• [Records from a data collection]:
● ● ● ● ● ● ●

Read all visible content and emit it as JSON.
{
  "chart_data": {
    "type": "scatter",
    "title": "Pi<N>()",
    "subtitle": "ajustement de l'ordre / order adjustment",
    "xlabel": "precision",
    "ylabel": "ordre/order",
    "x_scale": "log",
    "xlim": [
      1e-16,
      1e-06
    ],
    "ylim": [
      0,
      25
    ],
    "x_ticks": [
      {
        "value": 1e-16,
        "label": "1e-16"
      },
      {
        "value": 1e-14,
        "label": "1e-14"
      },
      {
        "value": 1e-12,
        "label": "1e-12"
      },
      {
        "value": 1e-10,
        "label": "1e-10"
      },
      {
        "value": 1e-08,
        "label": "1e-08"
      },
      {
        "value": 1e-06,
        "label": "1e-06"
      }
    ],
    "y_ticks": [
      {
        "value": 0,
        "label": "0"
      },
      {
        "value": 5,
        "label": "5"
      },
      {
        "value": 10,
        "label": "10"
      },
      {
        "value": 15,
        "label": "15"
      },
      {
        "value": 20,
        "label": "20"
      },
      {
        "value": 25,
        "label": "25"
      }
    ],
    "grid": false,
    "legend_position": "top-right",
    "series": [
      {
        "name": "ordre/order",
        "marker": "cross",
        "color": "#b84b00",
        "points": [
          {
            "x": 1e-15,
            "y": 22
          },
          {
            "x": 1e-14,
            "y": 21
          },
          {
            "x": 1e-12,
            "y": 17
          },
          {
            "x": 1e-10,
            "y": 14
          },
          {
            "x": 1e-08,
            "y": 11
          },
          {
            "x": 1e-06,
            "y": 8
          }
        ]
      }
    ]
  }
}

● ● ● ● ● ● ●

• [Required work]:
Quote all of the entries verbatim.

• [Written response]:
Read all visible content and emit it as JSON.
{
  "chart_data": {
    "type": "scatter",
    "title": "Pi<N>()",
    "subtitle": "ajustement de l'ordre / order adjustment",
    "xlabel": "precision",
    "ylabel": "ordre/order",
    "x_scale": "log",
    "xlim": [
      1e-16,
      1e-06
    ],
    "ylim": [
      0,
      25
    ],
    "x_ticks": [
      {
        "value": 1e-16,
        "label": "1e-16"
      },
      {
        "value": 1e-14,
        "label": "1e-14"
      },
      {
        "value": 1e-12,
        "label": "1e-12"
      },
      {
        "value": 1e-10,
        "label": "1e-10"
      },
      {
        "value": 1e-08,
        "label": "1e-08"
      },
      {
        "value": 1e-06,
        "label": "1e-06"
      }
    ],
    "y_ticks": [
      {
        "value": 0,
        "label": "0"
      },
      {
        "value": 5,
        "label": "5"
      },
      {
        "value": 10,
        "label": "10"
      },
      {
        "value": 15,
        "label": "15"
      },
      {
        "value": 20,
        "label": "20"
      },
      {
        "value": 25,
        "label": "25"
      }
    ],
    "grid": false,
    "legend_position": "top-right",
    "series": [
      {
        "name": "ordre/order",
        "marker": "cross",
        "color": "#b84b00",
        "points": [
          {
            "x": 1e-15,
            "y": 22
          },
          {
            "x": 1e-14,
            "y": 21
          },
          {
            "x": 1e-12,
            "y": 17
          },
          {
            "x": 1e-10,
            "y": 14
          },
          {
            "x": 1e-08,
            "y": 11
          },
          {
            "x": 1e-06,
            "y": 8
          }
        ]
      }
    ]
  }
}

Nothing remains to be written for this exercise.